TO BE DONE »
From the records below, give the number of lines that contain the string "this", without any other text.

PROVIDED ENTRIES »
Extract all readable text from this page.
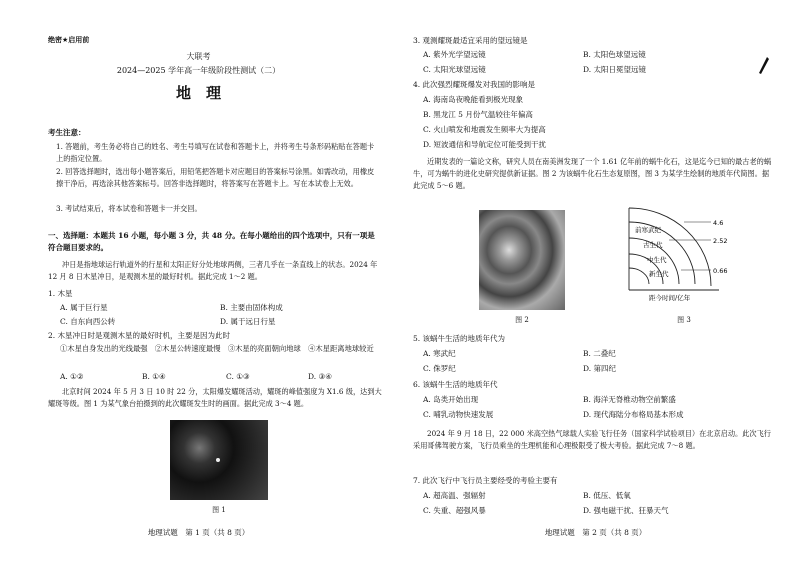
绝密★启用前
大联考
2024—2025 学年高一年级阶段性测试（二）
地　理
考生注意：
1. 答题前，考生务必将自己的姓名、考生号填写在试卷和答题卡上，并将考生号条形码粘贴在答题卡上的指定位置。
2. 回答选择题时，选出每小题答案后，用铅笔把答题卡对应题目的答案标号涂黑。如需改动，用橡皮擦干净后，再选涂其他答案标号。回答非选择题时，将答案写在答题卡上。写在本试卷上无效。
3. 考试结束后，将本试卷和答题卡一并交回。
一、选择题：本题共 16 小题，每小题 3 分，共 48 分。在每小题给出的四个选项中，只有一项是符合题目要求的。
冲日是指地球运行轨道外的行星和太阳正好分处地球两侧，三者几乎在一条直线上的状态。2024 年 12 月 8 日木星冲日，是观测木星的最好时机。据此完成 1～2 题。
1. 木星
A. 属于巨行星	B. 主要由固体构成
C. 自东向西公转	D. 属于远日行星
2. 木星冲日时是观测木星的最好时机，主要是因为此时
①木星自身发出的光线最强　②木星公转速度最慢　③木星的亮面朝向地球　④木星距离地球较近
A. ①②	B. ①④	C. ①③	D. ③④
北京时间 2024 年 5 月 3 日 10 时 22 分，太阳爆发耀斑活动，耀斑的峰值强度为 X1.6 级，达到大耀斑等级。图 1 为某气象台拍摄到的此次耀斑发生时的画面。据此完成 3～4 题。
图 1
地理试题　第 1 页（共 8 页）
3. 观测耀斑最适宜采用的望远镜是
A. 紫外光学望远镜	B. 太阳色球望远镜
C. 太阳光球望远镜	D. 太阳日冕望远镜
4. 此次强烈耀斑爆发对我国的影响是
A. 海南岛夜晚能看到极光现象
B. 黑龙江 5 月份气温较往年偏高
C. 火山喷发和地震发生频率大为提高
D. 短波通信和导航定位可能受到干扰
近期发表的一篇论文称，研究人员在南美洲发现了一个 1.61 亿年前的蜗牛化石，这是迄今已知的最古老的蜗牛，可为蜗牛的进化史研究提供新证据。图 2 为该蜗牛化石生态复原图，图 3 为某学生绘制的地质年代简图。据此完成 5～6 题。
图 2
前寒武纪
古生代
中生代
新生代
4.6
2.52
0.66
距今时间/亿年
图 3
5. 该蜗牛生活的地质年代为
A. 寒武纪	B. 二叠纪
C. 侏罗纪	D. 第四纪
6. 该蜗牛生活的地质年代
A. 岛类开始出现	B. 海洋无脊椎动物空前繁盛
C. 哺乳动物快速发展	D. 现代海陆分布格局基本形成
2024 年 9 月 18 日，22 000 米高空热气球载人实验飞行任务（国家科学试验项目）在北京启动。此次飞行采用哥佛驾驶方案，飞行员乘坐的生理机能和心理极限受了极大考验。据此完成 7～8 题。
7. 此次飞行中飞行员主要经受的考验主要有
A. 超高温、强辐射	B. 低压、低氧
C. 失重、超强风暴	D. 强电磁干扰、狂暴天气
地理试题　第 2 页（共 8 页）
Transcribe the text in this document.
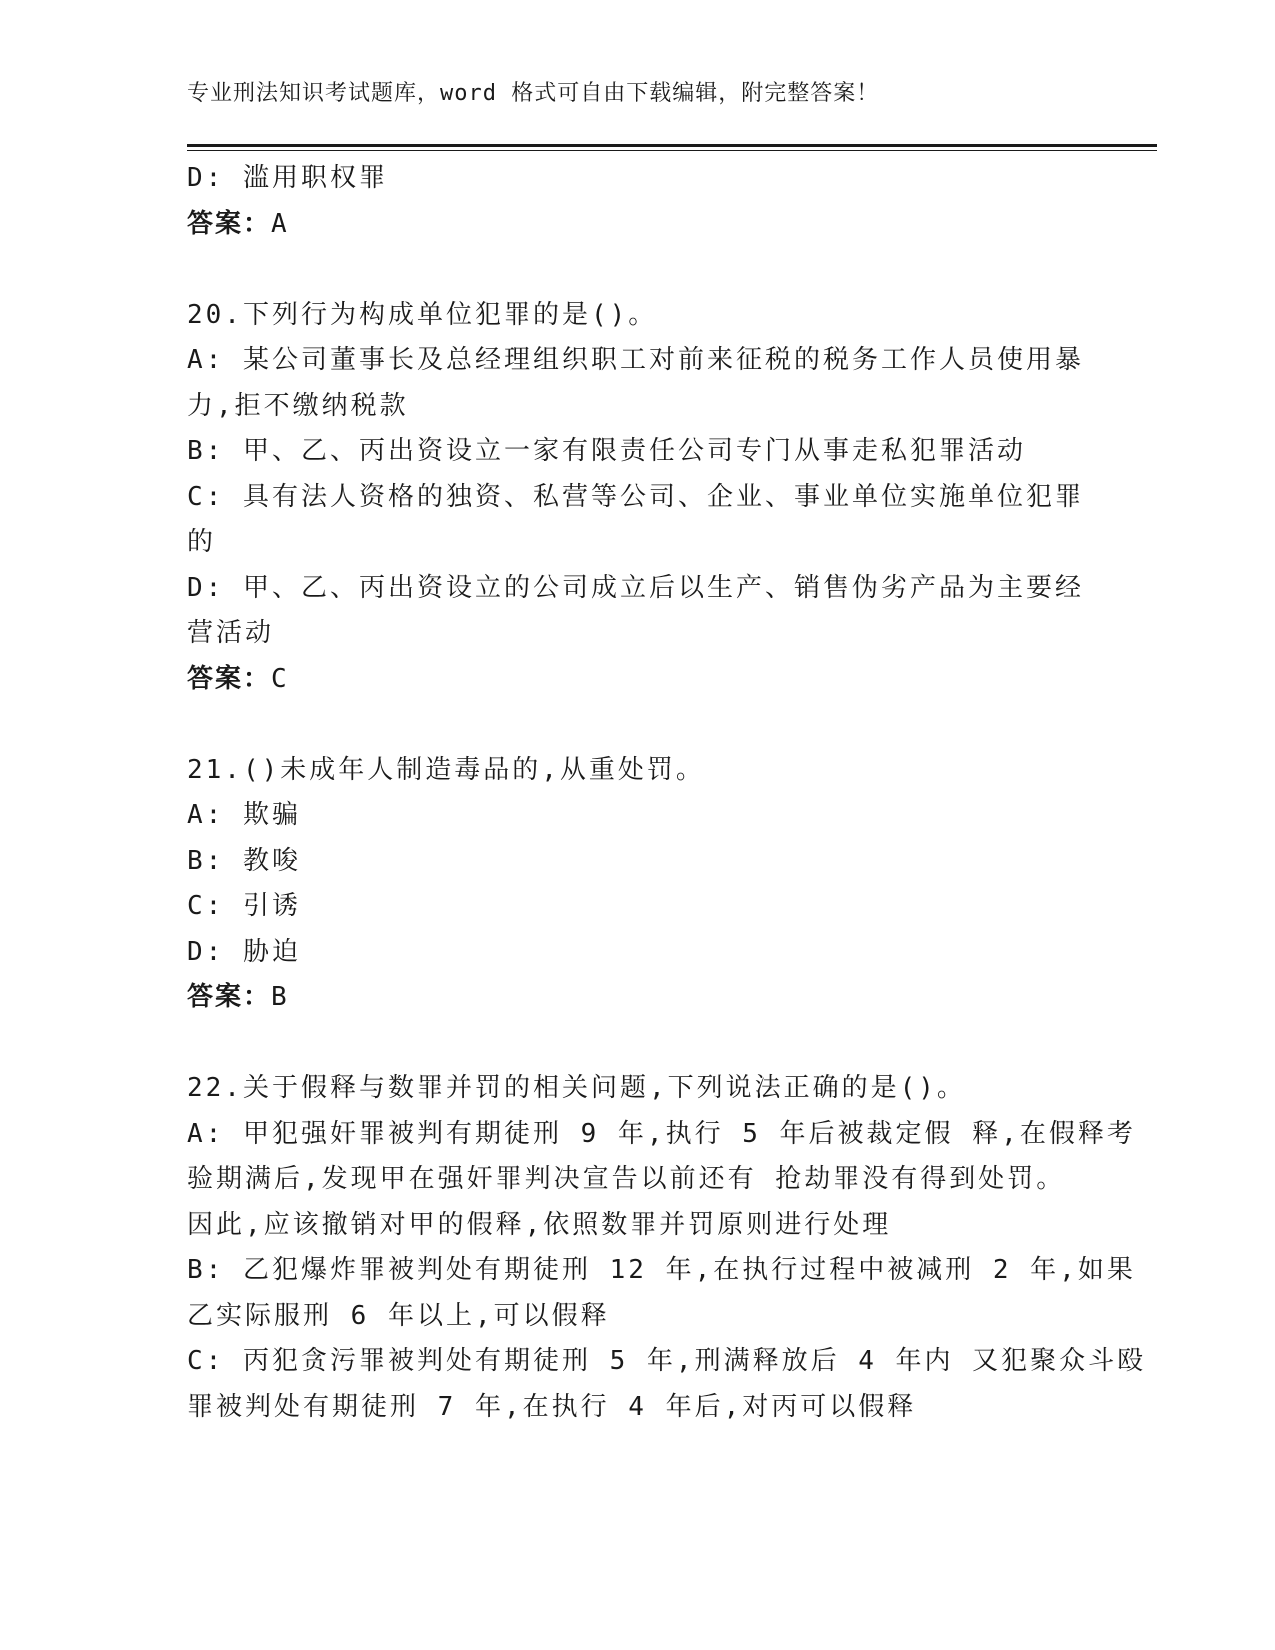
专业刑法知识考试题库，word 格式可自由下载编辑，附完整答案！
D: 滥用职权罪
答案：A
20.下列行为构成单位犯罪的是()。
A: 某公司董事长及总经理组织职工对前来征税的税务工作人员使用暴
力,拒不缴纳税款
B: 甲、乙、丙出资设立一家有限责任公司专门从事走私犯罪活动
C: 具有法人资格的独资、私营等公司、企业、事业单位实施单位犯罪
的
D: 甲、乙、丙出资设立的公司成立后以生产、销售伪劣产品为主要经
营活动
答案：C
21.()未成年人制造毒品的,从重处罚。
A: 欺骗
B: 教唆
C: 引诱
D: 胁迫
答案：B
22.关于假释与数罪并罚的相关问题,下列说法正确的是()。
A: 甲犯强奸罪被判有期徒刑 9 年,执行 5 年后被裁定假 释,在假释考
验期满后,发现甲在强奸罪判决宣告以前还有 抢劫罪没有得到处罚。
因此,应该撤销对甲的假释,依照数罪并罚原则进行处理
B: 乙犯爆炸罪被判处有期徒刑 12 年,在执行过程中被减刑 2 年,如果
乙实际服刑 6 年以上,可以假释
C: 丙犯贪污罪被判处有期徒刑 5 年,刑满释放后 4 年内 又犯聚众斗殴
罪被判处有期徒刑 7 年,在执行 4 年后,对丙可以假释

TASK RESULT »
2